_Job_. Please report every line from the material that contains the word "Opportunity".

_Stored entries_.

## Start

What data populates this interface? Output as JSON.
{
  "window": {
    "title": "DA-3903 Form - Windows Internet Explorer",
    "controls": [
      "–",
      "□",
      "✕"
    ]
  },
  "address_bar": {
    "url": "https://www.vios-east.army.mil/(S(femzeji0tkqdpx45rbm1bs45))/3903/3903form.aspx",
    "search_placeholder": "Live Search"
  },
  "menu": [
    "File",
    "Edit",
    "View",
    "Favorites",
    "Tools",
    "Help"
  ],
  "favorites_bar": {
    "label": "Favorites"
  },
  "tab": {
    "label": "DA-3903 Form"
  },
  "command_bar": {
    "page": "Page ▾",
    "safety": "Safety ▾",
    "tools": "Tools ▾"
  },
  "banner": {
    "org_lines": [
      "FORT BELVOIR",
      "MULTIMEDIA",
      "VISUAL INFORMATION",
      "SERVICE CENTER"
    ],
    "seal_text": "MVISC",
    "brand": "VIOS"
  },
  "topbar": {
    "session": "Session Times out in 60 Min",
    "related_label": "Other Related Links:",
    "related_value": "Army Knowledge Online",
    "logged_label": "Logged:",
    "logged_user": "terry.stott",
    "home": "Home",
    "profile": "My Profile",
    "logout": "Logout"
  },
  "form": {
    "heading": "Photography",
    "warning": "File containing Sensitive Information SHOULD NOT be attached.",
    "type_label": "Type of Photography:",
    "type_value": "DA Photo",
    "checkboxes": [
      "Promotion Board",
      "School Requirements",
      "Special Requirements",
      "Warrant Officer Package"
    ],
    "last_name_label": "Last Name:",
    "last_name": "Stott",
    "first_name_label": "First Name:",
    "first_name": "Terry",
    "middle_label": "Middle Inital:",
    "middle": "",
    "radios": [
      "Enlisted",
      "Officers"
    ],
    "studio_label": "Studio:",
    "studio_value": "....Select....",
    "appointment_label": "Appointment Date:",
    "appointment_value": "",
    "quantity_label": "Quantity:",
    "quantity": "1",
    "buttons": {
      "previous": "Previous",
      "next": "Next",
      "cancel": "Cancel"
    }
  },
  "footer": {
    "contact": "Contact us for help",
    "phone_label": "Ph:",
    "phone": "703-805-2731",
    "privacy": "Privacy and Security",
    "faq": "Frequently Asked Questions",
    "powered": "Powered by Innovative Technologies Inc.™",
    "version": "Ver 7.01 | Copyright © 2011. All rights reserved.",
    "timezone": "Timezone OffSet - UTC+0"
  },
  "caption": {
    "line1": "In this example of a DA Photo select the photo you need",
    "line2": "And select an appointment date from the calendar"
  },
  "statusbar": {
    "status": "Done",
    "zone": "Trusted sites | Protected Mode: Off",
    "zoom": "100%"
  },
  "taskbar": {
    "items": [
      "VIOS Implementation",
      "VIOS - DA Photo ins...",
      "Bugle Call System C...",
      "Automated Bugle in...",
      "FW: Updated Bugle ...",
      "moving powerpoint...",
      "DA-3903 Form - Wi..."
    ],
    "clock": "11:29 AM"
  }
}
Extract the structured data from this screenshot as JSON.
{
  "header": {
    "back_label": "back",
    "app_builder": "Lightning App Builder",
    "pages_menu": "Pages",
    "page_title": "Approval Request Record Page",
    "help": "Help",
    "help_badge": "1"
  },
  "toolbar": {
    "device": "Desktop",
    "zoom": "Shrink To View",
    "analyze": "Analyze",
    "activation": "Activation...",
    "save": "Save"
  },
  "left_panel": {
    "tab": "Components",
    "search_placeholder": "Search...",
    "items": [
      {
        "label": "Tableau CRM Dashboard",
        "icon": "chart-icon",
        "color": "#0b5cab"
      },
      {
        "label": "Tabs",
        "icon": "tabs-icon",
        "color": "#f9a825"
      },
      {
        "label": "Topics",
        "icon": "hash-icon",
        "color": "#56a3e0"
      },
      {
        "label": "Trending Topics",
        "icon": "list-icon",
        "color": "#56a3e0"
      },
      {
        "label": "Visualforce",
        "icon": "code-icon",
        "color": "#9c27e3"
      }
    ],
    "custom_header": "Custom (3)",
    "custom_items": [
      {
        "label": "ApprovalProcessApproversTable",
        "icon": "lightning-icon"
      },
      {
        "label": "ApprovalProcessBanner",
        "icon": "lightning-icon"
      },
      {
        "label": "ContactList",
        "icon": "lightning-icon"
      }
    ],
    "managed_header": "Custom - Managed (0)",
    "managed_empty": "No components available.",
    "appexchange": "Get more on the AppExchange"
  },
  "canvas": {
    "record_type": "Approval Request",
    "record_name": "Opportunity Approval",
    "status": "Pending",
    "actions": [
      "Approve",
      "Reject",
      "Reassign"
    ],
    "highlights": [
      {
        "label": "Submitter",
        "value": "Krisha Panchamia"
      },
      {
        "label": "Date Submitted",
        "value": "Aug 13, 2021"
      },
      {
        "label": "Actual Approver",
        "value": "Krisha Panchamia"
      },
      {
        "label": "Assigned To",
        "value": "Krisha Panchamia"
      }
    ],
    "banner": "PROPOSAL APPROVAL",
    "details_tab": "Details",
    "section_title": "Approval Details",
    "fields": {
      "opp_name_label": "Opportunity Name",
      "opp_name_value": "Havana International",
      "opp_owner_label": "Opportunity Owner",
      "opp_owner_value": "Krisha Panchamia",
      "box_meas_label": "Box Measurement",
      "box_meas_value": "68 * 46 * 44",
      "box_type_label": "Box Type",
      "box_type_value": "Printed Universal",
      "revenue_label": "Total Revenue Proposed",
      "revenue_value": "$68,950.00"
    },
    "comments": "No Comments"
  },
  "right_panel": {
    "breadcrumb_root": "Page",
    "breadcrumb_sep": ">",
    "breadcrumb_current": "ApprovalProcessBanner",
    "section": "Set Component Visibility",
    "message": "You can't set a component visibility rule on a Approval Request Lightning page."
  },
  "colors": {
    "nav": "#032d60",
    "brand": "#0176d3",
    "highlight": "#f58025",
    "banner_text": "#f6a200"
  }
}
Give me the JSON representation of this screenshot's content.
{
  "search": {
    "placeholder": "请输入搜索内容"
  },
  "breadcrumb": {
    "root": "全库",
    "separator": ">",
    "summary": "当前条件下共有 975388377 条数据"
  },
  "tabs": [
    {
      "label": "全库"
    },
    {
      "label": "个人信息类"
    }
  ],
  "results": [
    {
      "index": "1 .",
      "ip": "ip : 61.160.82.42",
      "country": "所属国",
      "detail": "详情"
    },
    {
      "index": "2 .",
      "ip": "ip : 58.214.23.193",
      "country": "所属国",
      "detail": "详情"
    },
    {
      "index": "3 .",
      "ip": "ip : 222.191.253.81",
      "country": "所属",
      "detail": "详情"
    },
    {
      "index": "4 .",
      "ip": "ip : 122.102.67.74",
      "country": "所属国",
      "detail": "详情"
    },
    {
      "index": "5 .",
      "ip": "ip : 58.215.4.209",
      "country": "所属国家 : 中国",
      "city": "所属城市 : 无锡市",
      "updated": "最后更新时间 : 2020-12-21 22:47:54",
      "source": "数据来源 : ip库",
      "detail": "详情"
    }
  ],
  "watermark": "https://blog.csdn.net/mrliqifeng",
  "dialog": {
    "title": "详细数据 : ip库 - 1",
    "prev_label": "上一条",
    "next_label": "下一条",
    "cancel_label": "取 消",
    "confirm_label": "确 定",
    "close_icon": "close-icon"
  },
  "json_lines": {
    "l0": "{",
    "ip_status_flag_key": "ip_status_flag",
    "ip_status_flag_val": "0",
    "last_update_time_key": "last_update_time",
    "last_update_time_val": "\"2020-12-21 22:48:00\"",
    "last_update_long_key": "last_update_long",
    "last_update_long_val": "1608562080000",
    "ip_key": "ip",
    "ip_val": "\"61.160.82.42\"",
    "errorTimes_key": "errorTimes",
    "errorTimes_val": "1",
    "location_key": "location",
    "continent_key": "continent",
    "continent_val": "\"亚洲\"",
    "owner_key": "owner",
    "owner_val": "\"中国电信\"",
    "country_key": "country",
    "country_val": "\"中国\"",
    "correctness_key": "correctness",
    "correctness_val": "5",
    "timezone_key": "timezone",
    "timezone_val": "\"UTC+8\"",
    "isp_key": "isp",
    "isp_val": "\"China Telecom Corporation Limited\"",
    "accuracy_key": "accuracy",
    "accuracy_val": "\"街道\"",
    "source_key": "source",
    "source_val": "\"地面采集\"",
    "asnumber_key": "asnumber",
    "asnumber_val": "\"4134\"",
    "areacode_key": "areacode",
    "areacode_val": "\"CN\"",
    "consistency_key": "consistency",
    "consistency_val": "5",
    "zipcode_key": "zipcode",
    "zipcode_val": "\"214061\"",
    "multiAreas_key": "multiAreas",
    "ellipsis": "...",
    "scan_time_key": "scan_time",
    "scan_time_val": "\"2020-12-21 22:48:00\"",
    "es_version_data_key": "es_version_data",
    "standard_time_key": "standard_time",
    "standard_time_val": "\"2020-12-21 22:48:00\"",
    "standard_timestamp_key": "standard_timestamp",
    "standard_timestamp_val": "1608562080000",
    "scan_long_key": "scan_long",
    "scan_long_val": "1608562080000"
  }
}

## End

_Finished task_.
    "record_name": "Opportunity Approval",
      "opp_name_label": "Opportunity Name",
      "opp_owner_label": "Opportunity Owner",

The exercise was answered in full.